====== RECORDS SHOWN ======

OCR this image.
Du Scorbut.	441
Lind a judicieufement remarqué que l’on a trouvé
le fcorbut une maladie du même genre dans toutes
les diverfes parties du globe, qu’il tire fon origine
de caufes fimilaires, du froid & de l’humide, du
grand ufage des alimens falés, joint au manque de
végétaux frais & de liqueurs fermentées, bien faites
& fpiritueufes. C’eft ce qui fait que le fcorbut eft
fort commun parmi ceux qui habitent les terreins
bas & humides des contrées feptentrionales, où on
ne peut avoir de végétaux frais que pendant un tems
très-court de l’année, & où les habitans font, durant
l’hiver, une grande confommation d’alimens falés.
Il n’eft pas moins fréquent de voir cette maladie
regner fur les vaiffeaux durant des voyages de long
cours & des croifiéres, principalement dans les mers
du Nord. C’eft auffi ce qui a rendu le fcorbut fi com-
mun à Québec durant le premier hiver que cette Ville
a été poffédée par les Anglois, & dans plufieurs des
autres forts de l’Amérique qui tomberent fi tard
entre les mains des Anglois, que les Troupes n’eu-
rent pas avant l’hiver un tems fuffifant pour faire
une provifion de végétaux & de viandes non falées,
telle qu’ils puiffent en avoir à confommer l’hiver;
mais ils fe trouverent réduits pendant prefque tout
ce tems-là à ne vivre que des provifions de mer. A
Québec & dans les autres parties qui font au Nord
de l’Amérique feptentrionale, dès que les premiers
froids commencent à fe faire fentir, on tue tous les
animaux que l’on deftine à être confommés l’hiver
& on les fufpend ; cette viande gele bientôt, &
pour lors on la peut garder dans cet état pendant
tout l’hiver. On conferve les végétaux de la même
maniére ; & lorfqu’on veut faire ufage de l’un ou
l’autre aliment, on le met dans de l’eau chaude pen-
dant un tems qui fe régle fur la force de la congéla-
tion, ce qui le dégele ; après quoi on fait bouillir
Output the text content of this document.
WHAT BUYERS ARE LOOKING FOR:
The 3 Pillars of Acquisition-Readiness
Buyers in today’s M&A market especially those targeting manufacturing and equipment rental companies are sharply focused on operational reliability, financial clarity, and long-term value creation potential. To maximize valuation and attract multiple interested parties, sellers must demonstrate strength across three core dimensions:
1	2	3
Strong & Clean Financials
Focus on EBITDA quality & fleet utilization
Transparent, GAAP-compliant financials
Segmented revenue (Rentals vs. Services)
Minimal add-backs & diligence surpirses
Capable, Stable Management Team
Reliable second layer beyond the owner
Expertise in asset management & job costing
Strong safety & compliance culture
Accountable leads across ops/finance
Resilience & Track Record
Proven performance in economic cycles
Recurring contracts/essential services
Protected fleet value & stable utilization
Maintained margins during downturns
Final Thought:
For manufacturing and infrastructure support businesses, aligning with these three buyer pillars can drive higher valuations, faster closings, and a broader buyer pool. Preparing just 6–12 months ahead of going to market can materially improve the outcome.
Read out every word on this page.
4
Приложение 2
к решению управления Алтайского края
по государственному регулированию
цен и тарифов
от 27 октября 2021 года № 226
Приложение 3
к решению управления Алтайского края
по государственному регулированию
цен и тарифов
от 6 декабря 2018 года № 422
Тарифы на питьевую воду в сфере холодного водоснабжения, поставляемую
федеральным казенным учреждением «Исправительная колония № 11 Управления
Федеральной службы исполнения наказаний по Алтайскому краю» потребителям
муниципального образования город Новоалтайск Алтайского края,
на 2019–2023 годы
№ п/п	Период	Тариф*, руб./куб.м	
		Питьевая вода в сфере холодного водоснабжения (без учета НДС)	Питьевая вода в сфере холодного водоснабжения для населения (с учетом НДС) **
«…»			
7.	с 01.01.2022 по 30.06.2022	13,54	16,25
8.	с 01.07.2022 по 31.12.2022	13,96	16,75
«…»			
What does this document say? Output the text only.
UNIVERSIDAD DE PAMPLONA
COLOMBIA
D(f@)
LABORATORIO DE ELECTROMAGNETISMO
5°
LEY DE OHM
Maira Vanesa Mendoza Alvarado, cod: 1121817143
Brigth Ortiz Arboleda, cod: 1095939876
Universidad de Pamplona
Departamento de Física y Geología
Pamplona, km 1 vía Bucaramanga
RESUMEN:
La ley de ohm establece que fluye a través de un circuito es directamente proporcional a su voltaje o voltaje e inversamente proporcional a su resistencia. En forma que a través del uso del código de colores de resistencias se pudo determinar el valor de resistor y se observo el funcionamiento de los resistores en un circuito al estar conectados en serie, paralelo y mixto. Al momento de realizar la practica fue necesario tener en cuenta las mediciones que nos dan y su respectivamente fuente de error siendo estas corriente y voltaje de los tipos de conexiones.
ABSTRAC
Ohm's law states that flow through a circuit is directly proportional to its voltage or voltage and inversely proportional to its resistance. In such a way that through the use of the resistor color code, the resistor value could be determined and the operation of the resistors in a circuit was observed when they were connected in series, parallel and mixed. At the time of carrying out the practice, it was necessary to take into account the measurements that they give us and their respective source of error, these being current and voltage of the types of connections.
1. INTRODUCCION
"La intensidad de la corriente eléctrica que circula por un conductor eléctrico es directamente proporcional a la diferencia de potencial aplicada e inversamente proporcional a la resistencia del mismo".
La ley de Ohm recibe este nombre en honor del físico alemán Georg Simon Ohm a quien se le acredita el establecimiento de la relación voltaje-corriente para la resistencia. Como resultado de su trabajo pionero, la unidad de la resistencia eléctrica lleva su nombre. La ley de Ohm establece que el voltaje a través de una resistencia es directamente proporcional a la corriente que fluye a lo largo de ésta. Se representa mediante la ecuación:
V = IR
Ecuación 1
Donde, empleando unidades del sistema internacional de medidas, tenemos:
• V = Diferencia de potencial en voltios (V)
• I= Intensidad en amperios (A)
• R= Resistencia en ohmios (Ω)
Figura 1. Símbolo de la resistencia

======

Scan the material above for the string "cette" and report each line where you find it.

Il n’eft pas moins fréquent de voir cette maladie
mun à Québec durant le premier hiver que cette Ville
& on les fufpend ; cette viande gele bientôt, &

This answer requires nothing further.